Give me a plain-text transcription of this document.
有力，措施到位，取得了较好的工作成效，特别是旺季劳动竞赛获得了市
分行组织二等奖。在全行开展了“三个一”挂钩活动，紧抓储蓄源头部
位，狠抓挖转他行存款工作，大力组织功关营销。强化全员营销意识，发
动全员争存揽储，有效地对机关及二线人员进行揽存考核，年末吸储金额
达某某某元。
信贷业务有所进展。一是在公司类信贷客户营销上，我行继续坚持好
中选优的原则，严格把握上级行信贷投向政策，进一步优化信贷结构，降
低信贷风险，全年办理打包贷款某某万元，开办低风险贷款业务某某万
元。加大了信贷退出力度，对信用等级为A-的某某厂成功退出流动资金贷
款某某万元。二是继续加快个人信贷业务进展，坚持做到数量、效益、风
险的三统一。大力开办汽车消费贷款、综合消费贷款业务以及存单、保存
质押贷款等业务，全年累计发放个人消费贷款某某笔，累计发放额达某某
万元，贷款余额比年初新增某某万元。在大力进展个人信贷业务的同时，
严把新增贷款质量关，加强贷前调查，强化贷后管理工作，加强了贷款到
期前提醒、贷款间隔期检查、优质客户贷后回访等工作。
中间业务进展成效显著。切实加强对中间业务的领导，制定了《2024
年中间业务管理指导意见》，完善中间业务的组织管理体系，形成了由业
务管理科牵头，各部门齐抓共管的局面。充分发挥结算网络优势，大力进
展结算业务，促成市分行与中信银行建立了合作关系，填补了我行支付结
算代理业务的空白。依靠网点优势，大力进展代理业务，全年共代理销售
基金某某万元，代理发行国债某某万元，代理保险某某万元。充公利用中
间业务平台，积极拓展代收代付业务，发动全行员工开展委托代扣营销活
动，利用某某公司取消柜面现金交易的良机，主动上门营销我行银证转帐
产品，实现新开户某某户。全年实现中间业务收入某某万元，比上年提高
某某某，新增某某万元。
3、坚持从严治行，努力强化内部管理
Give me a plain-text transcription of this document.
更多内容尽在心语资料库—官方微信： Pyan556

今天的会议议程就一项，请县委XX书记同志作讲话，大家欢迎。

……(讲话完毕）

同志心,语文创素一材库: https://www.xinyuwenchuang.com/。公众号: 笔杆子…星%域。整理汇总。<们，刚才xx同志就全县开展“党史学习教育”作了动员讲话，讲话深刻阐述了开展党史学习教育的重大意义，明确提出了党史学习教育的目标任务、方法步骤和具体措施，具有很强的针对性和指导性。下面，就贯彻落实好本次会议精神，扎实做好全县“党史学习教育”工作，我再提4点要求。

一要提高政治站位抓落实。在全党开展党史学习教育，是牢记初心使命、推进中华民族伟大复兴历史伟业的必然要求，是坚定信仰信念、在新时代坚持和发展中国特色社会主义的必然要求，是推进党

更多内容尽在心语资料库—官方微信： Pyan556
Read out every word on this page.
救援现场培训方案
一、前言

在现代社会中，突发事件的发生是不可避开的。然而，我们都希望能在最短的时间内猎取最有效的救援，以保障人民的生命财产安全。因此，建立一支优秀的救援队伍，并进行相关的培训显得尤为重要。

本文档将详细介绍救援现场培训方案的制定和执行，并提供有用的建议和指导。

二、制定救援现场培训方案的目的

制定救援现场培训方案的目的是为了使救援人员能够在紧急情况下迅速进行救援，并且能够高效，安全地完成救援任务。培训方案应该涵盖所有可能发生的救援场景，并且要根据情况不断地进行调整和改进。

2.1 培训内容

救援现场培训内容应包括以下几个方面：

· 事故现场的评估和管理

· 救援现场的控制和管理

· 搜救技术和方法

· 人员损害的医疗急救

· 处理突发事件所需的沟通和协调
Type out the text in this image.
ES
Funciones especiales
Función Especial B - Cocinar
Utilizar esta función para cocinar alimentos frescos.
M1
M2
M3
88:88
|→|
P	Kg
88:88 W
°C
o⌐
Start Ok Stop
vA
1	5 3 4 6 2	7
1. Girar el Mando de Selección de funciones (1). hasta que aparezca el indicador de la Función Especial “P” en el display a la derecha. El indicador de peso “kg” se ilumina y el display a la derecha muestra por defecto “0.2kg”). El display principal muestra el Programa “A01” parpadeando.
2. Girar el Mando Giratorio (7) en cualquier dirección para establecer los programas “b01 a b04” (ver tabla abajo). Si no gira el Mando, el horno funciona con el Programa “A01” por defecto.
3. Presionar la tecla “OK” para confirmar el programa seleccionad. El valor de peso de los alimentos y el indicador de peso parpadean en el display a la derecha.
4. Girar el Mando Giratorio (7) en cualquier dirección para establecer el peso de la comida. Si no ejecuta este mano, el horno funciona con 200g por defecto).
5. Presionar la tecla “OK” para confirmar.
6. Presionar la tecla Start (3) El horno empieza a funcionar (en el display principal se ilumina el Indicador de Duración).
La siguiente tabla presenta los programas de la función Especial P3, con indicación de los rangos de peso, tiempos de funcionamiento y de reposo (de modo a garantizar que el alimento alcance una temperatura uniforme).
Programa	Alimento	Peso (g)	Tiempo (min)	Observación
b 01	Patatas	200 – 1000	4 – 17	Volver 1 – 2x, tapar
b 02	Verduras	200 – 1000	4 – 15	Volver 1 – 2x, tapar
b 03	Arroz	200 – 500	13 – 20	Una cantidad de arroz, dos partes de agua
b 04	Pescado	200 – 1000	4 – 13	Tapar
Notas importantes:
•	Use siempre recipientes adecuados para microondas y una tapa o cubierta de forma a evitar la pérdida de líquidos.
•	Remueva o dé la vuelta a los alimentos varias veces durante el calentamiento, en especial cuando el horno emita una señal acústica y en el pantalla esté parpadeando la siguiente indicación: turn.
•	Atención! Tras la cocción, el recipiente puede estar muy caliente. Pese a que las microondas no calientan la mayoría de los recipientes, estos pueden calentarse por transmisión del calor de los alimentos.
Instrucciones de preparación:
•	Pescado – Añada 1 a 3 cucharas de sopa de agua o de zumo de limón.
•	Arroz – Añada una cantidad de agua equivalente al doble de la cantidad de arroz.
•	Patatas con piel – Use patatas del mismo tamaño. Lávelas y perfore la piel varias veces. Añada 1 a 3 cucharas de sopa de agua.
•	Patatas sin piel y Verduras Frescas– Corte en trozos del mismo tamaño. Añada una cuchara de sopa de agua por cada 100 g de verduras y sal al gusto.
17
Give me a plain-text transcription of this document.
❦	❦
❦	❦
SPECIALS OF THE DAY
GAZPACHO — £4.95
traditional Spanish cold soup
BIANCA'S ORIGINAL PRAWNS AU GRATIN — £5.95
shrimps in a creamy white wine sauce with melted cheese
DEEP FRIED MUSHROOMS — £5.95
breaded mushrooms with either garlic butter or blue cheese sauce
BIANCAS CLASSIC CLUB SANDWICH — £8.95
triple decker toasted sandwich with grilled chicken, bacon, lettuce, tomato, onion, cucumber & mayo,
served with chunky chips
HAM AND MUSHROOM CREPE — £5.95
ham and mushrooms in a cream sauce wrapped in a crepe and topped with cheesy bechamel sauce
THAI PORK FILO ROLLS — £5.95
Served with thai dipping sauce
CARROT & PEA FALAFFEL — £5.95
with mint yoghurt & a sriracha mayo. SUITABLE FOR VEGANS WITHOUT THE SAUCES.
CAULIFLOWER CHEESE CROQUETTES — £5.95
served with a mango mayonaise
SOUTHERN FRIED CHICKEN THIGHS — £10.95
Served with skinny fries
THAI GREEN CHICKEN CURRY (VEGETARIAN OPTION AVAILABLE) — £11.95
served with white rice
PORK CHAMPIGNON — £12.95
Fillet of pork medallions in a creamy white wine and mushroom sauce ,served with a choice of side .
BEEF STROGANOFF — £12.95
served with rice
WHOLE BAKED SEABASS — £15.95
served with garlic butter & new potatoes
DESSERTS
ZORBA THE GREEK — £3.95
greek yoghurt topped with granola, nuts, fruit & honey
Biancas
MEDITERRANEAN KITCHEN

Given task: Report all lines of the data that include the word "agua".

Task output:
b 03	Arroz	200 – 500	13 – 20	Una cantidad de arroz, dos partes de agua
•	Pescado – Añada 1 a 3 cucharas de sopa de agua o de zumo de limón.
•	Arroz – Añada una cantidad de agua equivalente al doble de la cantidad de arroz.
•	Patatas con piel – Use patatas del mismo tamaño. Lávelas y perfore la piel varias veces. Añada 1 a 3 cucharas de sopa de agua.
•	Patatas sin piel y Verduras Frescas– Corte en trozos del mismo tamaño. Añada una cuchara de sopa de agua por cada 100 g de verduras y sal al gusto.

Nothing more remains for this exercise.